Items from a data source

=======

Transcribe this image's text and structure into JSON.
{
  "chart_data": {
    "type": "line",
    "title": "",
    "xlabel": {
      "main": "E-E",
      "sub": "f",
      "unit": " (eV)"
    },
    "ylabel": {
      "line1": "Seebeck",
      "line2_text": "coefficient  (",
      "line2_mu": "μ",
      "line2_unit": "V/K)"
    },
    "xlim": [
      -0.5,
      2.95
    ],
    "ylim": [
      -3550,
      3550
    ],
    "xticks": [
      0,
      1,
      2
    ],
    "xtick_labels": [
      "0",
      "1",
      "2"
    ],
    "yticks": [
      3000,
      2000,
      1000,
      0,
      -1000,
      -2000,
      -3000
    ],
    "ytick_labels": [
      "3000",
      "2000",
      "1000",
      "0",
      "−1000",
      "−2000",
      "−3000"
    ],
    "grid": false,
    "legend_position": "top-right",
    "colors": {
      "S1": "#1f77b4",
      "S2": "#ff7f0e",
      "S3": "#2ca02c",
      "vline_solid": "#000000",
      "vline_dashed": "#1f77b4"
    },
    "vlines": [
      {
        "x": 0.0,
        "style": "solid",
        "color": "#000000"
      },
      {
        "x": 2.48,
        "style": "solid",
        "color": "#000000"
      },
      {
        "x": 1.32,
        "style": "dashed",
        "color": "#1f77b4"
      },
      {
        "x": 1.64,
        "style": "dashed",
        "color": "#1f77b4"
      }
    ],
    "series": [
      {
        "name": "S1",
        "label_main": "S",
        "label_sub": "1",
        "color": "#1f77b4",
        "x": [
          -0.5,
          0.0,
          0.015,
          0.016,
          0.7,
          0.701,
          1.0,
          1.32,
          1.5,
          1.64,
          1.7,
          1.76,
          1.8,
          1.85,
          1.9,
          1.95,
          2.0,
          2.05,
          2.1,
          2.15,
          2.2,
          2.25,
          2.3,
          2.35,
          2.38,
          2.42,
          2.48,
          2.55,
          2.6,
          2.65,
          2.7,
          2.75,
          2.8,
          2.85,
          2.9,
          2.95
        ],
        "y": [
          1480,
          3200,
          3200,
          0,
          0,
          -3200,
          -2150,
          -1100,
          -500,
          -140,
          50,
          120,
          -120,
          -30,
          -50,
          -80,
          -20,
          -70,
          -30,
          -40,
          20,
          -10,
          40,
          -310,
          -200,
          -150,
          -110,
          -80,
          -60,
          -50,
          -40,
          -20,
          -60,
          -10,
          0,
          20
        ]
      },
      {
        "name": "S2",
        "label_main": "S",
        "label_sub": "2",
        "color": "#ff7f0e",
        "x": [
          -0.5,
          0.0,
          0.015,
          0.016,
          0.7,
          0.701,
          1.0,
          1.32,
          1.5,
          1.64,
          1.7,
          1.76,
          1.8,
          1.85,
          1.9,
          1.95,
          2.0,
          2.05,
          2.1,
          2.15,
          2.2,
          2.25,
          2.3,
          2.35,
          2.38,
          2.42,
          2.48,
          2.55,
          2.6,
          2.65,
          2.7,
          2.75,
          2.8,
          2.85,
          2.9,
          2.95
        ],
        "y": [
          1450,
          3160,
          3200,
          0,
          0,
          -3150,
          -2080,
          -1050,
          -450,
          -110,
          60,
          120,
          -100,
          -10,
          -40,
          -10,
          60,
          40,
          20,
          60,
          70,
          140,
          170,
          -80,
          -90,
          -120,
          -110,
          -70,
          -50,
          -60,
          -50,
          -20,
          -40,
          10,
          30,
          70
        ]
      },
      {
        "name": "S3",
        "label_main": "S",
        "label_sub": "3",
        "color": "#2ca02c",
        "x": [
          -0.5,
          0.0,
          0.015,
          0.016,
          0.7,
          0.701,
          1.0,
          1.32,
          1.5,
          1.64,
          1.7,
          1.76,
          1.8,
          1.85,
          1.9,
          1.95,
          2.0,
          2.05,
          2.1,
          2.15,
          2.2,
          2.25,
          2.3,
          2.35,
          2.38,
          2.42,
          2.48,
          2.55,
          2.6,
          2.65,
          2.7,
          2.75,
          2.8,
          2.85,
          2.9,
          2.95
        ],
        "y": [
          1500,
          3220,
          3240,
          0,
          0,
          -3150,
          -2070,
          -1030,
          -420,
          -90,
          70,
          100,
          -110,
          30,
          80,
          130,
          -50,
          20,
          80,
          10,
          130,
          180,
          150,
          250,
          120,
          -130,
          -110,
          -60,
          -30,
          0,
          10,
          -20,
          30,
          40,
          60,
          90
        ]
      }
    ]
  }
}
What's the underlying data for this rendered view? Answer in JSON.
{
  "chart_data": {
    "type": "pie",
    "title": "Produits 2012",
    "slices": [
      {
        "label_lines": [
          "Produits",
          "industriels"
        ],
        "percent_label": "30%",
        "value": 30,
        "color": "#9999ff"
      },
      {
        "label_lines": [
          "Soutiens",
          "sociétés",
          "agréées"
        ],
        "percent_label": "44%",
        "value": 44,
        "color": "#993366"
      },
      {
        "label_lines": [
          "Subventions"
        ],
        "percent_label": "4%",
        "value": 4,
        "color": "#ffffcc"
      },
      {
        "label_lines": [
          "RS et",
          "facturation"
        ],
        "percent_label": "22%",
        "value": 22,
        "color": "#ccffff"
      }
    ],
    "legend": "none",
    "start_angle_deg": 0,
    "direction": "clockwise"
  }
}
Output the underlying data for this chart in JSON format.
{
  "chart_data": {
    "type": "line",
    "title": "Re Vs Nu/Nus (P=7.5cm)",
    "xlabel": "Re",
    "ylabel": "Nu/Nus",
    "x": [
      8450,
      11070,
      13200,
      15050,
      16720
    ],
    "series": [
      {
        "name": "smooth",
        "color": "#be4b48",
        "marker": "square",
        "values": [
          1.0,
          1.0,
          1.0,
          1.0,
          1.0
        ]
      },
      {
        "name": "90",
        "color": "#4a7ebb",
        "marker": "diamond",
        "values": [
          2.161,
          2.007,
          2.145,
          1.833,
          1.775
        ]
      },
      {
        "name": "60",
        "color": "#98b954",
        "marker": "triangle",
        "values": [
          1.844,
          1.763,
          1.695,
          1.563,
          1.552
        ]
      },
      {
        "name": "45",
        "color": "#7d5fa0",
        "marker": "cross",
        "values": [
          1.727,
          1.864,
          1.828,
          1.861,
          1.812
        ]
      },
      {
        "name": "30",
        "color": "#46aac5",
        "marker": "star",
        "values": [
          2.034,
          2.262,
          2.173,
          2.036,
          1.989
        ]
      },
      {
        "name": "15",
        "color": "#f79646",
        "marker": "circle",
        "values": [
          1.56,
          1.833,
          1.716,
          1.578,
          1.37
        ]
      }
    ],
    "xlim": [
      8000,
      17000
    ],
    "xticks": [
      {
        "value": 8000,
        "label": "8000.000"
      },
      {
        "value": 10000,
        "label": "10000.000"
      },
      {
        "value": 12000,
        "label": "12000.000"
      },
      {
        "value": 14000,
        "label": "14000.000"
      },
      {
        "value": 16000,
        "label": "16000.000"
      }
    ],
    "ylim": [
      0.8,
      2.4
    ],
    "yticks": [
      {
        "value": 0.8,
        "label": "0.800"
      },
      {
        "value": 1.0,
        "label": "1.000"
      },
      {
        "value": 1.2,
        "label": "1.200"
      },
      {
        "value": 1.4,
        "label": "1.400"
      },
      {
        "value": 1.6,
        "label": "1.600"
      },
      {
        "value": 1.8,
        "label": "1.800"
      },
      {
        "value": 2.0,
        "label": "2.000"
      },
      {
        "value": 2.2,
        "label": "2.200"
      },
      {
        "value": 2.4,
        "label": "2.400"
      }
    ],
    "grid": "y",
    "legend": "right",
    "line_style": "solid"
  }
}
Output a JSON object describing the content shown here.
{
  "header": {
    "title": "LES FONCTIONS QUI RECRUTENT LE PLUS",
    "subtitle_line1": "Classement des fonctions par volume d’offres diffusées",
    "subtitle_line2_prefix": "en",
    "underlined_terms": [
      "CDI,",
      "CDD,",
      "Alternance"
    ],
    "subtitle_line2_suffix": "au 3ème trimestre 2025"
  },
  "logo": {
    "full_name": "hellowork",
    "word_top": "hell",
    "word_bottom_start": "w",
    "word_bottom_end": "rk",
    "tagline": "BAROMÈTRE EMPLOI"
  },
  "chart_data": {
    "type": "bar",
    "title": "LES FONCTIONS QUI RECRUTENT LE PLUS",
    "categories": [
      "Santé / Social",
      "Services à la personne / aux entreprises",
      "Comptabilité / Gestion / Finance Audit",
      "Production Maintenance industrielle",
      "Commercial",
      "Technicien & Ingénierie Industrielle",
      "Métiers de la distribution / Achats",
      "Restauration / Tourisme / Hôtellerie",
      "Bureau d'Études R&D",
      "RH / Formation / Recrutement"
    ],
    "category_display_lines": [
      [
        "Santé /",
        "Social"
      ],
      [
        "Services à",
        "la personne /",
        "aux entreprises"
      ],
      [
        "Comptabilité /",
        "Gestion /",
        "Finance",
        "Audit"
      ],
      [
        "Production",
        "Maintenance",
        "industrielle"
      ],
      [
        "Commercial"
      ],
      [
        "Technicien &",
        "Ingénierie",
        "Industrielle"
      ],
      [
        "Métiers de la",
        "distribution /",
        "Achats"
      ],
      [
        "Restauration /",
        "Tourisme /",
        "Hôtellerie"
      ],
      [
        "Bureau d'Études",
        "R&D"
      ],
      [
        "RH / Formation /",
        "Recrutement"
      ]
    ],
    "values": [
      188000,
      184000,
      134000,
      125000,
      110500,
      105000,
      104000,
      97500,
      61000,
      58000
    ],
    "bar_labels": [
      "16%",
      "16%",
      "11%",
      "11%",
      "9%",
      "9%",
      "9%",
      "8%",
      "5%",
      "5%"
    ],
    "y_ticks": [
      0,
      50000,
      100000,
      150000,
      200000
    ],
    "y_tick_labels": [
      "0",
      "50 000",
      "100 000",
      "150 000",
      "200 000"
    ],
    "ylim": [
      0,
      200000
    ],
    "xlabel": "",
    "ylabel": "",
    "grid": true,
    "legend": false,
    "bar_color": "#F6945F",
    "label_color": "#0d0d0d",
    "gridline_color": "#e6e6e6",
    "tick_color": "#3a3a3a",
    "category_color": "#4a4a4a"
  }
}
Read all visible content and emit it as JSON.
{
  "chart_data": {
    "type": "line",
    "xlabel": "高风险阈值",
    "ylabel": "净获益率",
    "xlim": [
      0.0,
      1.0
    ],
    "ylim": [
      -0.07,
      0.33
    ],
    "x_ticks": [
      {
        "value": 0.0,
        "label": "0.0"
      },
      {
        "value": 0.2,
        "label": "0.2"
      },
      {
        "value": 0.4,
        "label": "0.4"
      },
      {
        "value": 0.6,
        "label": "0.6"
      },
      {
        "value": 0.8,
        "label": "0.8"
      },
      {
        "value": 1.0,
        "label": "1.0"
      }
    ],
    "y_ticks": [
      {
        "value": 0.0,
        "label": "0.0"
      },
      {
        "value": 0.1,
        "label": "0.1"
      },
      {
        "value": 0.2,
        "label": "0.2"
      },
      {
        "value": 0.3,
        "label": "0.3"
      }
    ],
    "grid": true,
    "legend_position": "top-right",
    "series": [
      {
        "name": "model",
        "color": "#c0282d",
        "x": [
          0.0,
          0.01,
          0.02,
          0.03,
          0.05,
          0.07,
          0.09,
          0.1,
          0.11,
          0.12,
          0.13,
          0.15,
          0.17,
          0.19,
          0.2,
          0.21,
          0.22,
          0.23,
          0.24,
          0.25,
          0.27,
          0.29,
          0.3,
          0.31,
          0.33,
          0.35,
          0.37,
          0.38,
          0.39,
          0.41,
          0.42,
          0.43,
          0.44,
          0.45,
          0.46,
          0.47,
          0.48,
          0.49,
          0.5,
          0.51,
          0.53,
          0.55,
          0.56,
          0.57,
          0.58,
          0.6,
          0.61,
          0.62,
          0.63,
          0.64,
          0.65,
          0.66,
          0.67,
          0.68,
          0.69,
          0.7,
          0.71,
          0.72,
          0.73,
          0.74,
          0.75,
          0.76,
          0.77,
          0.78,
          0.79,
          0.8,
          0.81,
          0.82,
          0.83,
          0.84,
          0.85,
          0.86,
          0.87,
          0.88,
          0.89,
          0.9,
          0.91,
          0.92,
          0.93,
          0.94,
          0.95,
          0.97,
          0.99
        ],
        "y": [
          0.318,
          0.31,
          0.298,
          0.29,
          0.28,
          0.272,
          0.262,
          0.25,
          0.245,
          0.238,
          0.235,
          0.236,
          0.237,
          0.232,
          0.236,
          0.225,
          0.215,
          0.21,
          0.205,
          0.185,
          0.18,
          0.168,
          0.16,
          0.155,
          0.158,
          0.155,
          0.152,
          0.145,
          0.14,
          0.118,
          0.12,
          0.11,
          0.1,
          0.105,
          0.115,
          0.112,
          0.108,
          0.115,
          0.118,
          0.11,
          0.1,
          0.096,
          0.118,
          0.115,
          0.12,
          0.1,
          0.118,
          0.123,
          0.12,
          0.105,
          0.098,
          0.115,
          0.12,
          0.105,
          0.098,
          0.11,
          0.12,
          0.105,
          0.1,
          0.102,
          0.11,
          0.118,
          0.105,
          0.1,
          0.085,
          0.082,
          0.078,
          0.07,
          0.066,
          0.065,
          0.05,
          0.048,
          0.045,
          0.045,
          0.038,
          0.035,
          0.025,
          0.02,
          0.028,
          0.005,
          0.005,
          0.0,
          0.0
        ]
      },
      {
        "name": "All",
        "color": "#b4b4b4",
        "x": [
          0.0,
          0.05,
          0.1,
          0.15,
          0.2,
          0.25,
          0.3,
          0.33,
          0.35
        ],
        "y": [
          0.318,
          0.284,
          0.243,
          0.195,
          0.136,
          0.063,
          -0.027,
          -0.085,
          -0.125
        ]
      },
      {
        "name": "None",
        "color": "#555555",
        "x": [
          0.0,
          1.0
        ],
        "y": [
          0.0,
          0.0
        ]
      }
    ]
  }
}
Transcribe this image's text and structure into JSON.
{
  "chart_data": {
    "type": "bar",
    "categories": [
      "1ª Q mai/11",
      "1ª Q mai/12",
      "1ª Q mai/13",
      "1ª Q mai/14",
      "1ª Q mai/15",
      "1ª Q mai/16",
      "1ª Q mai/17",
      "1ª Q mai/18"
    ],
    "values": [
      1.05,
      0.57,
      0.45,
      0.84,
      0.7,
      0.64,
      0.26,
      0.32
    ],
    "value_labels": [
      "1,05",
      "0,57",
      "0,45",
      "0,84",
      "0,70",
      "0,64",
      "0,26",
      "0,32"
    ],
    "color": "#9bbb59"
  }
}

=======

Using the records above, copy each line that contains "Technicien".

SOLUTION FOR THIS PROBLEM -
      "Technicien & Ingénierie Industrielle",
        "Technicien &",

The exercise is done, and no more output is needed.